Extract each line of the data below exactly as written.

## INPUT MATERIAL
>>>

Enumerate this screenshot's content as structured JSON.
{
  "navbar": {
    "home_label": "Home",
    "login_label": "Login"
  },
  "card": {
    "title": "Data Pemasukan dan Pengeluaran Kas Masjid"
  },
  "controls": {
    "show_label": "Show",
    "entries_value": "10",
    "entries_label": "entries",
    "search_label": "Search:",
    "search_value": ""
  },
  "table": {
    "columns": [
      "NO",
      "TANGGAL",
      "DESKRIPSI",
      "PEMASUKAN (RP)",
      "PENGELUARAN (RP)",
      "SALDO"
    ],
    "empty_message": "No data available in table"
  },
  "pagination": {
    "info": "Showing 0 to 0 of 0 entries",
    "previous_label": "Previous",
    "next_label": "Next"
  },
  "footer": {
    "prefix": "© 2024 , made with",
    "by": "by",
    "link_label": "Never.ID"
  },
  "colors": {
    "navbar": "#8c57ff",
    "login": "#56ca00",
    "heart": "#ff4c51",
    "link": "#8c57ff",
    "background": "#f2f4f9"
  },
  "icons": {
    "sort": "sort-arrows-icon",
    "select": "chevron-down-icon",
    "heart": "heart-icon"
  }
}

<<<

## EXERCISE ANSWER
Enumerate this screenshot's content as structured JSON.
{
  "navbar": {
    "home_label": "Home",
    "login_label": "Login"
  },
  "card": {
    "title": "Data Pemasukan dan Pengeluaran Kas Masjid"
  },
  "controls": {
    "show_label": "Show",
    "entries_value": "10",
    "entries_label": "entries",
    "search_label": "Search:",
    "search_value": ""
  },
  "table": {
    "columns": [
      "NO",
      "TANGGAL",
      "DESKRIPSI",
      "PEMASUKAN (RP)",
      "PENGELUARAN (RP)",
      "SALDO"
    ],
    "empty_message": "No data available in table"
  },
  "pagination": {
    "info": "Showing 0 to 0 of 0 entries",
    "previous_label": "Previous",
    "next_label": "Next"
  },
  "footer": {
    "prefix": "© 2024 , made with",
    "by": "by",
    "link_label": "Never.ID"
  },
  "colors": {
    "navbar": "#8c57ff",
    "login": "#56ca00",
    "heart": "#ff4c51",
    "link": "#8c57ff",
    "background": "#f2f4f9"
  },
  "icons": {
    "sort": "sort-arrows-icon",
    "select": "chevron-down-icon",
    "heart": "heart-icon"
  }
}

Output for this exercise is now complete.